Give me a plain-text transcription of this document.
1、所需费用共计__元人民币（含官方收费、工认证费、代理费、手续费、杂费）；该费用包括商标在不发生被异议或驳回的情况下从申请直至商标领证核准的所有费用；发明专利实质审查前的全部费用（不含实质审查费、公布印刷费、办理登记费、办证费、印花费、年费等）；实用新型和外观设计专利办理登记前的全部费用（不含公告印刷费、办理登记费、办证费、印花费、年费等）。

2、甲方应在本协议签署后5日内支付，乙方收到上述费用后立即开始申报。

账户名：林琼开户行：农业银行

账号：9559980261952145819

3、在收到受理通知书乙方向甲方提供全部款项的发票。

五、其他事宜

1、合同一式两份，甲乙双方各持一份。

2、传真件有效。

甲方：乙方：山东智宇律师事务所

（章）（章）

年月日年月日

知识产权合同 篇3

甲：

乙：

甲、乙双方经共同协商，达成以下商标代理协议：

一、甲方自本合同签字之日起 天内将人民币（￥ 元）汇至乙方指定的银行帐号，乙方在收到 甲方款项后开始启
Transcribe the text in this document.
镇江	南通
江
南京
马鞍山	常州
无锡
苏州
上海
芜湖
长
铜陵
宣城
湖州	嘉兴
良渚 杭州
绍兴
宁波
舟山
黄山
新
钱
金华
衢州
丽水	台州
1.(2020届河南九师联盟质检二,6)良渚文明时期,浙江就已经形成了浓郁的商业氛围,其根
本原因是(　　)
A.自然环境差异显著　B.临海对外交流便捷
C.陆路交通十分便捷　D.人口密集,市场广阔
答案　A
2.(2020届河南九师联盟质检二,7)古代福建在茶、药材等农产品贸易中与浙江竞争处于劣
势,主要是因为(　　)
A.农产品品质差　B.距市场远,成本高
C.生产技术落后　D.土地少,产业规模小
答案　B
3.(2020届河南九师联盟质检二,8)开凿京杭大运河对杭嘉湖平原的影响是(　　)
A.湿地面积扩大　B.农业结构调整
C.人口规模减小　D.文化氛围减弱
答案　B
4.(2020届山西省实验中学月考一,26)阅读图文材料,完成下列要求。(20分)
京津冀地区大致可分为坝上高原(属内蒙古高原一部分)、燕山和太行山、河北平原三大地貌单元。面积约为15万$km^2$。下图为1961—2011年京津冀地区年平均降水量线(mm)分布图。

### [Aim]
Return all of the data exactly as it reads.

### [Answer to the problem]
Give me a plain-text transcription of this document.
1、所需费用共计__元人民币（含官方收费、工认证费、代理费、手续费、杂费）；该费用包括商标在不发生被异议或驳回的情况下从申请直至商标领证核准的所有费用；发明专利实质审查前的全部费用（不含实质审查费、公布印刷费、办理登记费、办证费、印花费、年费等）；实用新型和外观设计专利办理登记前的全部费用（不含公告印刷费、办理登记费、办证费、印花费、年费等）。

2、甲方应在本协议签署后5日内支付，乙方收到上述费用后立即开始申报。

账户名：林琼开户行：农业银行

账号：9559980261952145819

3、在收到受理通知书乙方向甲方提供全部款项的发票。

五、其他事宜

1、合同一式两份，甲乙双方各持一份。

2、传真件有效。

甲方：乙方：山东智宇律师事务所

（章）（章）

年月日年月日

知识产权合同 篇3

甲：

乙：

甲、乙双方经共同协商，达成以下商标代理协议：

一、甲方自本合同签字之日起 天内将人民币（￥ 元）汇至乙方指定的银行帐号，乙方在收到 甲方款项后开始启
Transcribe the text in this document.
镇江	南通
江
南京
马鞍山	常州
无锡
苏州
上海
芜湖
长
铜陵
宣城
湖州	嘉兴
良渚 杭州
绍兴
宁波
舟山
黄山
新
钱
金华
衢州
丽水	台州
1.(2020届河南九师联盟质检二,6)良渚文明时期,浙江就已经形成了浓郁的商业氛围,其根
本原因是(　　)
A.自然环境差异显著　B.临海对外交流便捷
C.陆路交通十分便捷　D.人口密集,市场广阔
答案　A
2.(2020届河南九师联盟质检二,7)古代福建在茶、药材等农产品贸易中与浙江竞争处于劣
势,主要是因为(　　)
A.农产品品质差　B.距市场远,成本高
C.生产技术落后　D.土地少,产业规模小
答案　B
3.(2020届河南九师联盟质检二,8)开凿京杭大运河对杭嘉湖平原的影响是(　　)
A.湿地面积扩大　B.农业结构调整
C.人口规模减小　D.文化氛围减弱
答案　B
4.(2020届山西省实验中学月考一,26)阅读图文材料,完成下列要求。(20分)
京津冀地区大致可分为坝上高原(属内蒙古高原一部分)、燕山和太行山、河北平原三大地貌单元。面积约为15万$km^2$。下图为1961—2011年京津冀地区年平均降水量线(mm)分布图。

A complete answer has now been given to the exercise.